● **REQUEST**
Omit every picture and output the rest of the records exactly as they are.
--- Start DATASET ---
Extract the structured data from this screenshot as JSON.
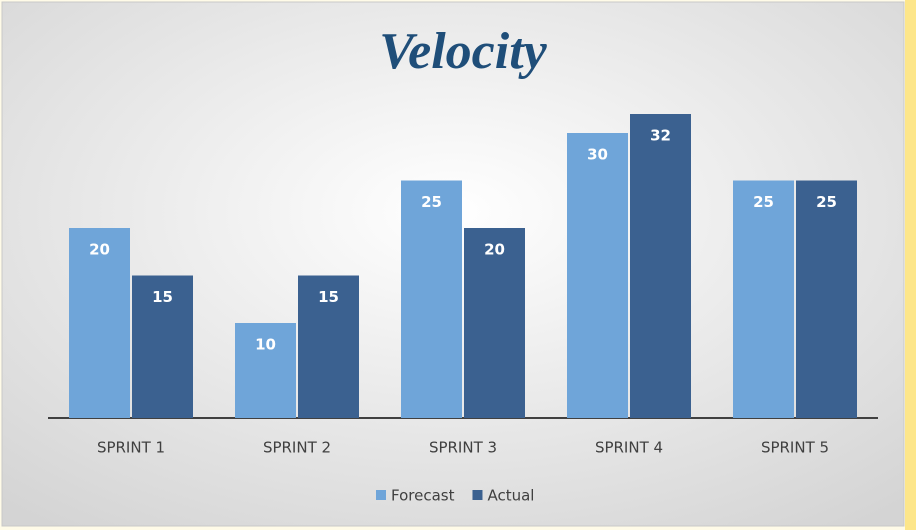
{
  "chart_data": {
    "type": "bar",
    "title": "Velocity",
    "categories": [
      "SPRINT 1",
      "SPRINT 2",
      "SPRINT 3",
      "SPRINT 4",
      "SPRINT 5"
    ],
    "series": [
      {
        "name": "Forecast",
        "color": "#6fa5d9",
        "values": [
          20,
          10,
          25,
          30,
          25
        ]
      },
      {
        "name": "Actual",
        "color": "#3b6190",
        "values": [
          15,
          15,
          20,
          32,
          25
        ]
      }
    ],
    "legend": "bottom"
  }
}
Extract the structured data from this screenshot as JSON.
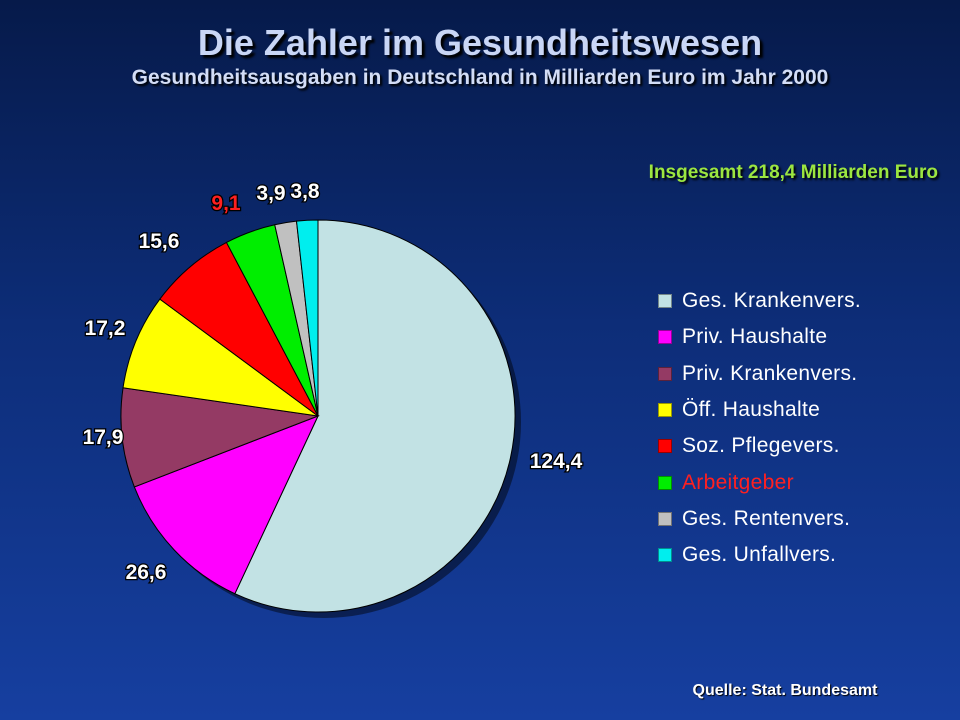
--- End DATASET ---
● **FULL RESPONSE**
Extract the structured data from this screenshot as JSON.
{
  "chart_data": {
    "type": "bar",
    "title": "Velocity",
    "categories": [
      "SPRINT 1",
      "SPRINT 2",
      "SPRINT 3",
      "SPRINT 4",
      "SPRINT 5"
    ],
    "series": [
      {
        "name": "Forecast",
        "color": "#6fa5d9",
        "values": [
          20,
          10,
          25,
          30,
          25
        ]
      },
      {
        "name": "Actual",
        "color": "#3b6190",
        "values": [
          15,
          15,
          20,
          32,
          25
        ]
      }
    ],
    "legend": "bottom"
  }
}
Extract the structured data from this screenshot as JSON.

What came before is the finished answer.